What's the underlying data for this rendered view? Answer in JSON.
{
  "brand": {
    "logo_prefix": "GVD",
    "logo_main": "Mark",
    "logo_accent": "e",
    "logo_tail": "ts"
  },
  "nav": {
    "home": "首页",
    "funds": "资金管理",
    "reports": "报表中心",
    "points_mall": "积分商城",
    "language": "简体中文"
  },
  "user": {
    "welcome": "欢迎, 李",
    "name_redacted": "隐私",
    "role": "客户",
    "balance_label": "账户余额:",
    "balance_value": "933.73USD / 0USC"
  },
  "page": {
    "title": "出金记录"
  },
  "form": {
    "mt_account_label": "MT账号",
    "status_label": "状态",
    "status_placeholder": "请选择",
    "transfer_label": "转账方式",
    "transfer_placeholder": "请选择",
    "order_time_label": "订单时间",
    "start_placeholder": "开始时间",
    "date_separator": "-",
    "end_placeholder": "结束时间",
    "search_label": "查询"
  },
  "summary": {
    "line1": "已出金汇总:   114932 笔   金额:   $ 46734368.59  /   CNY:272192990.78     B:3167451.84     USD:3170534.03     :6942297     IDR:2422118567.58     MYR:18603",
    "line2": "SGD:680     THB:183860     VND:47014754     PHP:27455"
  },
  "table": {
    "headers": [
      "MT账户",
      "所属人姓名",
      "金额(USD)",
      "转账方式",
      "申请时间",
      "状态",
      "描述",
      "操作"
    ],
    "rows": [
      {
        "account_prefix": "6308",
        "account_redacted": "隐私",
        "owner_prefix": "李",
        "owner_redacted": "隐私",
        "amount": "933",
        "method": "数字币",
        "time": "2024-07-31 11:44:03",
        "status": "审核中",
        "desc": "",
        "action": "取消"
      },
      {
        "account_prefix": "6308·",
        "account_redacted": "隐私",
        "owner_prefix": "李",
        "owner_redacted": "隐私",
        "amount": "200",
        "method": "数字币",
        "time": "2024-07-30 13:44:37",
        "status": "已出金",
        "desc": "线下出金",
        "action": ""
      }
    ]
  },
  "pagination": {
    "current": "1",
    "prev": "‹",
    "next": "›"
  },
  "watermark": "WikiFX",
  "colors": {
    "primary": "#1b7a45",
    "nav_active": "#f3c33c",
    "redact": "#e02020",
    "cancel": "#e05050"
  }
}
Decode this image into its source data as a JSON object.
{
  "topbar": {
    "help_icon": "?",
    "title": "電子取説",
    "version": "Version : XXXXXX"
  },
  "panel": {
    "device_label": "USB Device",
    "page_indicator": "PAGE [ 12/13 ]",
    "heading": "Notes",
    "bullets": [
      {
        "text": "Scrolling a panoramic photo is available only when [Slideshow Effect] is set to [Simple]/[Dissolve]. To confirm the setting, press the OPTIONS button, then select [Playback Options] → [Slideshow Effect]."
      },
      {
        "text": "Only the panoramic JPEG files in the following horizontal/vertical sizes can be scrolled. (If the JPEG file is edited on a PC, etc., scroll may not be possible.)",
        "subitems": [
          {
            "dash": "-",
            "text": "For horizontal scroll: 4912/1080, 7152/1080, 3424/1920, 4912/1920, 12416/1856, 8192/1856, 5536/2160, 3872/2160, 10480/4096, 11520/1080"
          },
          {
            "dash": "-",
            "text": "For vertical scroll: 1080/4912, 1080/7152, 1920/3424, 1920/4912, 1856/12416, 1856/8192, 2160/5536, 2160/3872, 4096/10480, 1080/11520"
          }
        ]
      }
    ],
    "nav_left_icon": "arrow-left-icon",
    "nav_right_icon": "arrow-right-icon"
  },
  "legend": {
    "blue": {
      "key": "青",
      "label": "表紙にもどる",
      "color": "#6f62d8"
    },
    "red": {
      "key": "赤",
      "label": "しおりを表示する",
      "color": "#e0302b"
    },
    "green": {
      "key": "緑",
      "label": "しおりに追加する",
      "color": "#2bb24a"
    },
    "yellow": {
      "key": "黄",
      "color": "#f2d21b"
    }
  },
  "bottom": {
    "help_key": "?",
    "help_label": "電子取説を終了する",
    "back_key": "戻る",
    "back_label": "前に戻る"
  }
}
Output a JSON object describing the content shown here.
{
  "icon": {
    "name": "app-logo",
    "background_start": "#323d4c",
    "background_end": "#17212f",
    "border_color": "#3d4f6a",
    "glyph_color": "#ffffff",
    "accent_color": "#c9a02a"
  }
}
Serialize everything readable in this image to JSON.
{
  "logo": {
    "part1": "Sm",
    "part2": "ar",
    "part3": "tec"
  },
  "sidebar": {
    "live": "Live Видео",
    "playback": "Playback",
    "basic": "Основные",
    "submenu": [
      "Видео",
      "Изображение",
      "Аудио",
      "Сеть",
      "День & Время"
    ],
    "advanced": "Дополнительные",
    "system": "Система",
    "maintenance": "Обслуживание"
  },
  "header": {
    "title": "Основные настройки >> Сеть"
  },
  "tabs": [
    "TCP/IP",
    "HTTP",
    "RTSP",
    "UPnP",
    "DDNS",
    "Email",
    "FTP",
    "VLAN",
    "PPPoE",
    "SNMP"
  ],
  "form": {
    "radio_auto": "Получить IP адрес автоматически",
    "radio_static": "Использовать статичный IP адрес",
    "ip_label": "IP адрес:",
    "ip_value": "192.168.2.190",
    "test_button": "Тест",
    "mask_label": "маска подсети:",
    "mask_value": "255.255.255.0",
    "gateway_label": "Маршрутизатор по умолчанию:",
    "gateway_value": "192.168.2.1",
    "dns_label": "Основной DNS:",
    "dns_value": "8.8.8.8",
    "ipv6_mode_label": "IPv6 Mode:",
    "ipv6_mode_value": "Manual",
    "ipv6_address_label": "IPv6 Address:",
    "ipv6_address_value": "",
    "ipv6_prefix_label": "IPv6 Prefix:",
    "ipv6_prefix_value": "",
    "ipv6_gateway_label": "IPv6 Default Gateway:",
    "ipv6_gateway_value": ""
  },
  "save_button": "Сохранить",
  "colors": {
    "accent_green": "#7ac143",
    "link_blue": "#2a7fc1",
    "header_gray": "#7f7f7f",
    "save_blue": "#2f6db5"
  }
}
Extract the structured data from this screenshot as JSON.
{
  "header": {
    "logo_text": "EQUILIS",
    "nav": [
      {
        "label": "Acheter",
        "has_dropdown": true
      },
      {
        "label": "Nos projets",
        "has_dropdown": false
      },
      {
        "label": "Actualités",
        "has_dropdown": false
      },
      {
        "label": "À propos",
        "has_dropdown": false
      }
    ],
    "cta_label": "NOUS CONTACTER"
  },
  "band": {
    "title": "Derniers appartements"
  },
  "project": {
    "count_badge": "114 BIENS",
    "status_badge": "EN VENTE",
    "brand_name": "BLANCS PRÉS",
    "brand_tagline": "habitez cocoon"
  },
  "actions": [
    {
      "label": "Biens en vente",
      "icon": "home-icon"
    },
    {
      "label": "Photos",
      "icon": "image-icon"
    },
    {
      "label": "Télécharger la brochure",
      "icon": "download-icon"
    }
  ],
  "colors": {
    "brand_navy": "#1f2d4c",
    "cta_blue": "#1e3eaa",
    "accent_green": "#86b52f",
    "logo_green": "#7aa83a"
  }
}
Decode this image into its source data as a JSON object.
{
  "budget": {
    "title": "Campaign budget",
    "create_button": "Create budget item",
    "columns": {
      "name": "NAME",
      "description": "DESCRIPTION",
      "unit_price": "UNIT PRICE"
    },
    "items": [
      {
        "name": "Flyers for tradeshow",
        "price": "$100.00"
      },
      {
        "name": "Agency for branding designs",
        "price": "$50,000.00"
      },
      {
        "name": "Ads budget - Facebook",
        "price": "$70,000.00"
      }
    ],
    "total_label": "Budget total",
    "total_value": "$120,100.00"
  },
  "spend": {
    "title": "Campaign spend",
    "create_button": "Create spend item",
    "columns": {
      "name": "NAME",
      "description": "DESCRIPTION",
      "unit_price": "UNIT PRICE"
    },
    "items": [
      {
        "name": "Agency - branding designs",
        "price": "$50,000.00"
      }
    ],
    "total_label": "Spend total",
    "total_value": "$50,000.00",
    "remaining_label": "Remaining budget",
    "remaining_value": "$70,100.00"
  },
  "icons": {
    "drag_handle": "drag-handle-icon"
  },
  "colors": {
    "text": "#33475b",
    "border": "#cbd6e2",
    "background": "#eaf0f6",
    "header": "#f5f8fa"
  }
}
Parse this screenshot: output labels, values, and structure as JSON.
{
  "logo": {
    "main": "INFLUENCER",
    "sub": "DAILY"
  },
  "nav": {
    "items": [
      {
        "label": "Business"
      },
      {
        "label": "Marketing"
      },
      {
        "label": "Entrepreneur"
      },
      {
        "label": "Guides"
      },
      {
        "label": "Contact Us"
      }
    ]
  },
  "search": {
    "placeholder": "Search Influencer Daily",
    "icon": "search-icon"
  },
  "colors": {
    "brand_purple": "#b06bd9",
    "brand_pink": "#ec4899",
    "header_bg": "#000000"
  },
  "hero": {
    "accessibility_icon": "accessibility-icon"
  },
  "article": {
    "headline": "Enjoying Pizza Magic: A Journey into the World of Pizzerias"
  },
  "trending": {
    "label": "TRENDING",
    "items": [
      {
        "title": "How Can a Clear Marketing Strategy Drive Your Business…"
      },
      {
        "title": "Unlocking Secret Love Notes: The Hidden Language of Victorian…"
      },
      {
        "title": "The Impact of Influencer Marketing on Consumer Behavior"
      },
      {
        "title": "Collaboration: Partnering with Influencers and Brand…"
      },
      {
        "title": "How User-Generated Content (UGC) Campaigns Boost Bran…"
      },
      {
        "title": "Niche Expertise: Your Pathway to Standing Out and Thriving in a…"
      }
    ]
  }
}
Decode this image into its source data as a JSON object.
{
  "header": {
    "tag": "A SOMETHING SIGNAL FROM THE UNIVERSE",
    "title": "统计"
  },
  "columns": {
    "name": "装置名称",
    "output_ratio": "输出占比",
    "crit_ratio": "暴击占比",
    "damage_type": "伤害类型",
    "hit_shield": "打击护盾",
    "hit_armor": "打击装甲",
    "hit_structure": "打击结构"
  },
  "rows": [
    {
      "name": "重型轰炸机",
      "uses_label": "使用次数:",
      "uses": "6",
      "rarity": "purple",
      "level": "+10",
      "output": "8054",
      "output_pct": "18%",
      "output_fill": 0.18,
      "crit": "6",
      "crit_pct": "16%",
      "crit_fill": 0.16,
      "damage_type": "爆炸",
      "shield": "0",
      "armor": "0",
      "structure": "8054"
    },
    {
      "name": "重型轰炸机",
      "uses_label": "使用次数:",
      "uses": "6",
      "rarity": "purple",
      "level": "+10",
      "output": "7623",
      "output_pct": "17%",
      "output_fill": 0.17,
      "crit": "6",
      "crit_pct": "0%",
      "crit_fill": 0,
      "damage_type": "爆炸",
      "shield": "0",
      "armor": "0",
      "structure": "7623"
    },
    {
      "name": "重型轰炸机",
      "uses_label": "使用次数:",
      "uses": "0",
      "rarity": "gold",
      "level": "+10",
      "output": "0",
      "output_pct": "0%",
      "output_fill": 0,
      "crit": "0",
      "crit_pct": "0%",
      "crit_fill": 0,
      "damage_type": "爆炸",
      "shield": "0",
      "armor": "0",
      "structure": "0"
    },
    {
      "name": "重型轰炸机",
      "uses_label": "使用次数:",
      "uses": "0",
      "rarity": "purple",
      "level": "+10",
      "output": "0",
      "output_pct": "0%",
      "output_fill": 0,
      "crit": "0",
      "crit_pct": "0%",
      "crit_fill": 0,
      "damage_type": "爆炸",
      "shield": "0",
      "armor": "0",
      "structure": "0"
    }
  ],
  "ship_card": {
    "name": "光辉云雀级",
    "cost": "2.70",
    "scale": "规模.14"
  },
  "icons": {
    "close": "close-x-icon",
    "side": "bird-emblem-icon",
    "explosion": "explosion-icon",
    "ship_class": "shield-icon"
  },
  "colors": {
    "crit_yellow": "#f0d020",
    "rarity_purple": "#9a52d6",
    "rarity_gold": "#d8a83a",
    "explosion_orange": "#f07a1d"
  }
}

▶ SHORT PROBLEM:
Identify each line in the records above containing the word "this"; copy those lines.

▶ COMPLETE OUTPUT:
What's the underlying data for this rendered view? Answer in JSON.
Decode this image into its source data as a JSON object.
Serialize everything readable in this image to JSON.
Extract the structured data from this screenshot as JSON.
Decode this image into its source data as a JSON object.
Parse this screenshot: output labels, values, and structure as JSON.
Decode this image into its source data as a JSON object.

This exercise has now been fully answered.